• WHAT THE EXERCISE ASKS:
What lines of the data include the string "this"? Copy them all.

• PROVIDED DATA:
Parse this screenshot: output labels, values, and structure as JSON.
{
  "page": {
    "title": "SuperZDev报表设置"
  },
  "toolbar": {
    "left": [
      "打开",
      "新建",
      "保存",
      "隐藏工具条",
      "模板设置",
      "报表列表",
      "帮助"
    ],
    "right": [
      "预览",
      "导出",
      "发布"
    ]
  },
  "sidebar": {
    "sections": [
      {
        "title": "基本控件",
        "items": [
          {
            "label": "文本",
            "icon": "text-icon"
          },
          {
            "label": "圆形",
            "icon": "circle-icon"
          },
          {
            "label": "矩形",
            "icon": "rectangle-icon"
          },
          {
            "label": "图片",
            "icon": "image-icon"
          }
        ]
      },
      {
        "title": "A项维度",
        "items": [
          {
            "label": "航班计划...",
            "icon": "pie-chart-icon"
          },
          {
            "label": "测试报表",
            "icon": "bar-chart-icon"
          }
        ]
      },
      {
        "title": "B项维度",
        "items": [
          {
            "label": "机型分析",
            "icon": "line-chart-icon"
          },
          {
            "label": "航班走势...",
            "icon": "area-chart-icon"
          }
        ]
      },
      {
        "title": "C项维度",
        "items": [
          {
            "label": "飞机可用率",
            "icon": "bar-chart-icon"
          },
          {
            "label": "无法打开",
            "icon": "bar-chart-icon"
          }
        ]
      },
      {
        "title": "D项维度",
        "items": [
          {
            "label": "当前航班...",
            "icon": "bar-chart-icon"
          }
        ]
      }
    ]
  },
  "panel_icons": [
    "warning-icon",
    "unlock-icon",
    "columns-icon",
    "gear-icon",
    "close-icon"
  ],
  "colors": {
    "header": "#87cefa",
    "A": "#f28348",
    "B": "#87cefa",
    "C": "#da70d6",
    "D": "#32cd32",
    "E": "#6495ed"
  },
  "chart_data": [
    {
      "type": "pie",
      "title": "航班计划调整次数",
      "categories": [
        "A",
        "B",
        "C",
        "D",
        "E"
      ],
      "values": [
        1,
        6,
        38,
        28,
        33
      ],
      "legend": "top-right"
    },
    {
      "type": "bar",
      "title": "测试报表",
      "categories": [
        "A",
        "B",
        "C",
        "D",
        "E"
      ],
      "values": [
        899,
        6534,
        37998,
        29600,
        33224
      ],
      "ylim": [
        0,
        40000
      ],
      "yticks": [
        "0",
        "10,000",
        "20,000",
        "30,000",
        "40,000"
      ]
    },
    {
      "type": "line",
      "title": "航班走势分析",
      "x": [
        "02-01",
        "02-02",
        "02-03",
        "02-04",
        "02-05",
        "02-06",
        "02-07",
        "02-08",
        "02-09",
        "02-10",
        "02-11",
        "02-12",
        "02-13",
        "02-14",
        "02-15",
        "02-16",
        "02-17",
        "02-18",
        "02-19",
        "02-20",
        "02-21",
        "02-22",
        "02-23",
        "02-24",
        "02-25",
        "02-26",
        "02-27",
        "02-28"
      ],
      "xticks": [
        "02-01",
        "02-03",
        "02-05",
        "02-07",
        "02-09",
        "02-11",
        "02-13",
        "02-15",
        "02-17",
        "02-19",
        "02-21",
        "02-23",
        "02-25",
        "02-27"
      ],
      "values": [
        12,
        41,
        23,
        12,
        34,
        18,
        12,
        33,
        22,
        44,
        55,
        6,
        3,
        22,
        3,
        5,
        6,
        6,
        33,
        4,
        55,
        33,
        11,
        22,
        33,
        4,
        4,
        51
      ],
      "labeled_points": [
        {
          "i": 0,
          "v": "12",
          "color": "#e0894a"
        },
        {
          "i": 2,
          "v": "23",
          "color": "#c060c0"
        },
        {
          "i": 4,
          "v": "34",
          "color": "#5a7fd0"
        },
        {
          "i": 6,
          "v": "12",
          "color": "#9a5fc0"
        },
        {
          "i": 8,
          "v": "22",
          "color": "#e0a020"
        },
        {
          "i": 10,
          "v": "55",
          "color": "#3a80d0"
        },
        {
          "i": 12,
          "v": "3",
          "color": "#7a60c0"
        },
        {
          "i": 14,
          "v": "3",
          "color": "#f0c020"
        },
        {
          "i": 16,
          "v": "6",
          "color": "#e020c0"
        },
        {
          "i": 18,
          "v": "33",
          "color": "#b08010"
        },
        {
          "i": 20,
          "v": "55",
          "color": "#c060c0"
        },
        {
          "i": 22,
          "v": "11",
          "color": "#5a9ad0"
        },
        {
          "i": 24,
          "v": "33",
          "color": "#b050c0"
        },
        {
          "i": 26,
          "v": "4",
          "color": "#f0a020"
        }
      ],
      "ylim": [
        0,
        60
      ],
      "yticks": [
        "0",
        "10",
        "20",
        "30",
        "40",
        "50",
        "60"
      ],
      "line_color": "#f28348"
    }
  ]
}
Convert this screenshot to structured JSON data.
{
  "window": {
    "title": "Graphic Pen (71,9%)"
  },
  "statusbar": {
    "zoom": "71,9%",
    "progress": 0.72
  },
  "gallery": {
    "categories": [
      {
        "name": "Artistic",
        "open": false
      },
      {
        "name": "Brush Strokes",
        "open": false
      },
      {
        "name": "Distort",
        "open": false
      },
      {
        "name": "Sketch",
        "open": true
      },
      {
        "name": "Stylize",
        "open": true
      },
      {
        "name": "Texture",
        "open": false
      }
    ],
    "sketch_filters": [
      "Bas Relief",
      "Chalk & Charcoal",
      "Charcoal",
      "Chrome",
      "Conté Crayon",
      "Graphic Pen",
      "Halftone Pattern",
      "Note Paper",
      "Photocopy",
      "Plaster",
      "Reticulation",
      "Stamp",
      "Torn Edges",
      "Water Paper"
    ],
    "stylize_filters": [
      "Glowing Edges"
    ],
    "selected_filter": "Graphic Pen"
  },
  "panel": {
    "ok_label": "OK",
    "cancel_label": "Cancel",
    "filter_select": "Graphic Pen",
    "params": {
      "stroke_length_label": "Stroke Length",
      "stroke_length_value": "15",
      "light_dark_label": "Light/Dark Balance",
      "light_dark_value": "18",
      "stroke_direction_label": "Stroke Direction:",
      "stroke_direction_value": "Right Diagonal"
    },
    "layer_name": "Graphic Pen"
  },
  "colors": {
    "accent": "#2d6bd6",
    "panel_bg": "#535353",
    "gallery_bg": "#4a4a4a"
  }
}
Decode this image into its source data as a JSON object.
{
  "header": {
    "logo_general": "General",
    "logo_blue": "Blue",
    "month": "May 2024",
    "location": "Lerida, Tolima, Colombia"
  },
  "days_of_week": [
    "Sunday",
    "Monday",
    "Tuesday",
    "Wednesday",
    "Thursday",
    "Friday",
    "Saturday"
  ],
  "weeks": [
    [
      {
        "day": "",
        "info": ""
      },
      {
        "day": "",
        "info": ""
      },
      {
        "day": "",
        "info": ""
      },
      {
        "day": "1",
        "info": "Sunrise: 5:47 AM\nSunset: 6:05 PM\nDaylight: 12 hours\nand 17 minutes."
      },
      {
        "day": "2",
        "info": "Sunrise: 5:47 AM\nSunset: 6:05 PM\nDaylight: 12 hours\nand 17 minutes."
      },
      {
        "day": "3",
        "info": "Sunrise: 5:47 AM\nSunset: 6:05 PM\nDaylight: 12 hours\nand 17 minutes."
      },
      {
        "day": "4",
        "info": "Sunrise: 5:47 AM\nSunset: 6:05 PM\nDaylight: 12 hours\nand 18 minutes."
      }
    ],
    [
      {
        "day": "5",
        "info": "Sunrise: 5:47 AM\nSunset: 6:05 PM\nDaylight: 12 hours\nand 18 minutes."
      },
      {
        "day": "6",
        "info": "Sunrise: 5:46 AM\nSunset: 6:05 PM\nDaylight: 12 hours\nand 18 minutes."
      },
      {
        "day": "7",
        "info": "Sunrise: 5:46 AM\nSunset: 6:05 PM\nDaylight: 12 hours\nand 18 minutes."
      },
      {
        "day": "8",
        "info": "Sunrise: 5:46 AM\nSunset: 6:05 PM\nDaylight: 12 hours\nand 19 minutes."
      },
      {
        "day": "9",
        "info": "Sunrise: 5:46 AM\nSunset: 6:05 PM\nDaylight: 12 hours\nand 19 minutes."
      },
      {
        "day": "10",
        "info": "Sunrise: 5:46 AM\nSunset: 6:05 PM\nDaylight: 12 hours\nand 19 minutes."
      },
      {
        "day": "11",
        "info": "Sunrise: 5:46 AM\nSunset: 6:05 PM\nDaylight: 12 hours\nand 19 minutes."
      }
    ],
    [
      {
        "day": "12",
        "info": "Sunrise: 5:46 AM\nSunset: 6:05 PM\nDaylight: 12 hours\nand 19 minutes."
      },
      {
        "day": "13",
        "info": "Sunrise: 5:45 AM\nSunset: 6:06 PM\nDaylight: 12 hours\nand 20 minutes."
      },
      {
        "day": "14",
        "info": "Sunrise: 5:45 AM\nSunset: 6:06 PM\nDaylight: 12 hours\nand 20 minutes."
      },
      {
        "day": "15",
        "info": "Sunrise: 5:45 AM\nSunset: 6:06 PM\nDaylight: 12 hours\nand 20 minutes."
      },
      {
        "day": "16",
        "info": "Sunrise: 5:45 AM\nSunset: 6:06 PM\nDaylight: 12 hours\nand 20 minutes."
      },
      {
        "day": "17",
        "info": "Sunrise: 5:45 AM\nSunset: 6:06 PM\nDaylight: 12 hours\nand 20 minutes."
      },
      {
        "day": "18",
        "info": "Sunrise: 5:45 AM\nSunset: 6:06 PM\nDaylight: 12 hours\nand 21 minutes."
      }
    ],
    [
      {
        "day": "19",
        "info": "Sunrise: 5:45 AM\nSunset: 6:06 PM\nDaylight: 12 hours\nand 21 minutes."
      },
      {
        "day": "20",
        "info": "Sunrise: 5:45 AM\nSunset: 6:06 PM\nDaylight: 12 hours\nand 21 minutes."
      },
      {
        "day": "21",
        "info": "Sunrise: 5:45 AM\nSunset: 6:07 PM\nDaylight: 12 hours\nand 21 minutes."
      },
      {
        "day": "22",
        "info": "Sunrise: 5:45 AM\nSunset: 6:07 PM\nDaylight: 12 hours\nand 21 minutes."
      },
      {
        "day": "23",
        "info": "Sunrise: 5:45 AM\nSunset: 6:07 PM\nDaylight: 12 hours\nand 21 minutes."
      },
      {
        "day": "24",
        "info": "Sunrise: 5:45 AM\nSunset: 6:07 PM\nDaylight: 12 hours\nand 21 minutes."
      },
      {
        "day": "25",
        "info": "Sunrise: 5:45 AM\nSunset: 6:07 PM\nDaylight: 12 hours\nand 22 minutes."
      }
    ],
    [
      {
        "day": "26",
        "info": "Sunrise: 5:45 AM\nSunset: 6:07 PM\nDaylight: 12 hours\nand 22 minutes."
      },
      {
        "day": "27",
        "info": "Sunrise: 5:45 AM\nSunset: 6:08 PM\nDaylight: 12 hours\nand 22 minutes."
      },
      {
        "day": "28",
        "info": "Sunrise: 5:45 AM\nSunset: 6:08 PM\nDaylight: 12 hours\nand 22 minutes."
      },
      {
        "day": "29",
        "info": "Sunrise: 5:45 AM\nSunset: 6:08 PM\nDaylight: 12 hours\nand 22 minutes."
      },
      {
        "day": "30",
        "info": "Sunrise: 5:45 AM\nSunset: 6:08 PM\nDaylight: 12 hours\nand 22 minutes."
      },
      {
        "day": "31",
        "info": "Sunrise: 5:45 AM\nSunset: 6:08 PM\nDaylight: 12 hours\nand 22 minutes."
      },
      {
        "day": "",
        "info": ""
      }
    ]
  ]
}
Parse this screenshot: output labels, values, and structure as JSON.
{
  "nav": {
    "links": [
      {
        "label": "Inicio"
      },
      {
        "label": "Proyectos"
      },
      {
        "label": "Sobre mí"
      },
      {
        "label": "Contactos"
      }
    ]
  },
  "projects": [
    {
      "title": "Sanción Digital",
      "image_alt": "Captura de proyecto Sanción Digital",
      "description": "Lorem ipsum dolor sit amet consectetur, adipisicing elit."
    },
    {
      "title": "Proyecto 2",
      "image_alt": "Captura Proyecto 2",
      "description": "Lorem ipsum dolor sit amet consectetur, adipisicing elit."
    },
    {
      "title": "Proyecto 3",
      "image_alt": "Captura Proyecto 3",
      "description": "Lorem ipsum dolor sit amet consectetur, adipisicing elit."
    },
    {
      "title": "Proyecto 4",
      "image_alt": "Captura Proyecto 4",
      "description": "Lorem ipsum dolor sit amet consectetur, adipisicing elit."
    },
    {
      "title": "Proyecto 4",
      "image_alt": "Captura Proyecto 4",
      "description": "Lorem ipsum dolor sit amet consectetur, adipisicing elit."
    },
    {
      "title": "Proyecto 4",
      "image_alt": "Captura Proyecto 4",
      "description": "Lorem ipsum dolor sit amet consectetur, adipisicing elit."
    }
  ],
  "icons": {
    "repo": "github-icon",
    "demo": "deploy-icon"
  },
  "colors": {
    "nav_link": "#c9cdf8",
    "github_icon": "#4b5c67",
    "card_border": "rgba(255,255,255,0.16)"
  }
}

• THE ANSWER:
Parse this screenshot: output labels, values, and structure as JSON.
Convert this screenshot to structured JSON data.
Decode this image into its source data as a JSON object.
Parse this screenshot: output labels, values, and structure as JSON.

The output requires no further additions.